> _What to work on_: Search the data for the string "abſtinere" and extract every line where it appears.

----------

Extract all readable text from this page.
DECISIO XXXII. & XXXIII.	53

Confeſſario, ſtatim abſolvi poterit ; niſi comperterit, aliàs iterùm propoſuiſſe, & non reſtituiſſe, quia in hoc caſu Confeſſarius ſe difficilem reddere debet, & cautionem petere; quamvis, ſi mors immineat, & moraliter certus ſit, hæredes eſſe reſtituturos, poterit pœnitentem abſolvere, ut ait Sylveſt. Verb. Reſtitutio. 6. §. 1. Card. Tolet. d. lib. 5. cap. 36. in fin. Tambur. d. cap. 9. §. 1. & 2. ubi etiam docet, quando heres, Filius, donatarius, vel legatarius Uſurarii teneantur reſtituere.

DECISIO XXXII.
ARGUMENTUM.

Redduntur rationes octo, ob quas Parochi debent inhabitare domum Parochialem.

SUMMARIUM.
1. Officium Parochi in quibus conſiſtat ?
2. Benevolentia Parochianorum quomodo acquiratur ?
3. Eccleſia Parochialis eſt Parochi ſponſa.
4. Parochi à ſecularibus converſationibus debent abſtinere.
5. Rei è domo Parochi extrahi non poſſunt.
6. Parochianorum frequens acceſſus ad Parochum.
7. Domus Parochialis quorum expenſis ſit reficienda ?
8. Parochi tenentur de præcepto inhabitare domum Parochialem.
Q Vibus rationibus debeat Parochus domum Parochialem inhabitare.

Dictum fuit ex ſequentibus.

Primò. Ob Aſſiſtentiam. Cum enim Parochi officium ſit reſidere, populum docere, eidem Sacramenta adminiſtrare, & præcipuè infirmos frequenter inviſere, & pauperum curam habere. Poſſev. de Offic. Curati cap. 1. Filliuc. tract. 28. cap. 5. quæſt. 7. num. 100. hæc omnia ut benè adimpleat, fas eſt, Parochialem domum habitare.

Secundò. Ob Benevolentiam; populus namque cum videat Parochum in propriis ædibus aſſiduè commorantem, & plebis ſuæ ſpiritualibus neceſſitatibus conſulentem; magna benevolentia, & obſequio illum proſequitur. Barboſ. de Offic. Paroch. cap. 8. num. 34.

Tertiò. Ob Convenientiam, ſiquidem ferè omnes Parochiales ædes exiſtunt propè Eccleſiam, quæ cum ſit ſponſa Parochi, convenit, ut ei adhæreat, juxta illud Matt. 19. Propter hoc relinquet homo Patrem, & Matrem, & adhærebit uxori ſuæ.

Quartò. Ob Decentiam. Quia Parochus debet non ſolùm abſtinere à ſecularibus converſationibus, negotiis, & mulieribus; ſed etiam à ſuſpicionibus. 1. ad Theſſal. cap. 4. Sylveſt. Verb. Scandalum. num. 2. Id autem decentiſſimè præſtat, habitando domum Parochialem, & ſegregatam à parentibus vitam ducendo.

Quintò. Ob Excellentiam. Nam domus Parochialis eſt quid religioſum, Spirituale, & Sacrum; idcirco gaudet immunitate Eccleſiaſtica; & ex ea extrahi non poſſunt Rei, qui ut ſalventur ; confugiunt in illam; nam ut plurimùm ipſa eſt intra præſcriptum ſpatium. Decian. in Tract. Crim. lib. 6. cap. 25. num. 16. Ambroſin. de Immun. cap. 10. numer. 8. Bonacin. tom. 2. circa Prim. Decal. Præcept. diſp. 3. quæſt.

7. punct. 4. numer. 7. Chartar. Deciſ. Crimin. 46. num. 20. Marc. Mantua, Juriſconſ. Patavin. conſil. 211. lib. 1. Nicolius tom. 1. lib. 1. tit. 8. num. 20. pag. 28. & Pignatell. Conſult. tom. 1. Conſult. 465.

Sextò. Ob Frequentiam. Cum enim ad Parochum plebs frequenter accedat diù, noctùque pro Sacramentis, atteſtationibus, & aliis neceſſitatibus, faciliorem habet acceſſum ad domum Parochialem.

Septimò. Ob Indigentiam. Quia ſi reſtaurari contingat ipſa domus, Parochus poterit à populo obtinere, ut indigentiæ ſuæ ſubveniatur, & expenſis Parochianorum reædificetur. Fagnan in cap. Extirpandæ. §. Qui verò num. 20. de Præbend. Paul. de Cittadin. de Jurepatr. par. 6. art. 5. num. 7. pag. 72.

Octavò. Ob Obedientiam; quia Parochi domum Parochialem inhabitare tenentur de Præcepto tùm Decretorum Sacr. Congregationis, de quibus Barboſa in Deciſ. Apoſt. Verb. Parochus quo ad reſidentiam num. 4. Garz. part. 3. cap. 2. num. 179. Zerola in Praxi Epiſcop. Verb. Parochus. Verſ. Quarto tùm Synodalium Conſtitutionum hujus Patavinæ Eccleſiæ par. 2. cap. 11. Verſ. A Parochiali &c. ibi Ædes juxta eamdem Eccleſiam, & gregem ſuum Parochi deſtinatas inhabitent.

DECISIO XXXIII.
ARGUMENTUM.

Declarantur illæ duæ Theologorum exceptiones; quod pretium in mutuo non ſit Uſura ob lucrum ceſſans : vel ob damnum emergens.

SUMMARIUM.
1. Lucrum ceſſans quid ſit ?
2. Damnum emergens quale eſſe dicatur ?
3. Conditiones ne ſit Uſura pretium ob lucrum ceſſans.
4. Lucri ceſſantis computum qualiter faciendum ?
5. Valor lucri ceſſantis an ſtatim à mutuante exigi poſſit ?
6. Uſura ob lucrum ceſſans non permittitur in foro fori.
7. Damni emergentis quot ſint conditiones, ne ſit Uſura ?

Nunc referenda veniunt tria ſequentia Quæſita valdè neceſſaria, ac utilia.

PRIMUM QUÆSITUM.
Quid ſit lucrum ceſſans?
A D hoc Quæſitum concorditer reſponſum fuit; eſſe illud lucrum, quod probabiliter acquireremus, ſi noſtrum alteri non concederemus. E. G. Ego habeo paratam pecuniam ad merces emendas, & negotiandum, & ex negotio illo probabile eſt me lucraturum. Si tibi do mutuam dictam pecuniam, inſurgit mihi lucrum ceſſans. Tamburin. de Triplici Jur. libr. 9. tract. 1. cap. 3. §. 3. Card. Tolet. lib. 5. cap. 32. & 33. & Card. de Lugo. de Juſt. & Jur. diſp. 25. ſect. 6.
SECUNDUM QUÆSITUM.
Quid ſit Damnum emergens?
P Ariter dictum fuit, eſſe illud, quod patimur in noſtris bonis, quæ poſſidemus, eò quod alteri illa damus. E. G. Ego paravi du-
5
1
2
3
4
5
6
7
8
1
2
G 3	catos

----------

> _Exercise response_:
4. Parochi à ſecularibus converſationibus debent abſtinere.
Quartò. Ob Decentiam. Quia Parochus debet non ſolùm abſtinere à ſecularibus converſationibus, negotiis, & mulieribus; ſed etiam à ſuſpicionibus. 1. ad Theſſal. cap. 4. Sylveſt. Verb. Scandalum. num. 2. Id autem decentiſſimè præſtat, habitando domum Parochialem, & ſegregatam à parentibus vitam ducendo.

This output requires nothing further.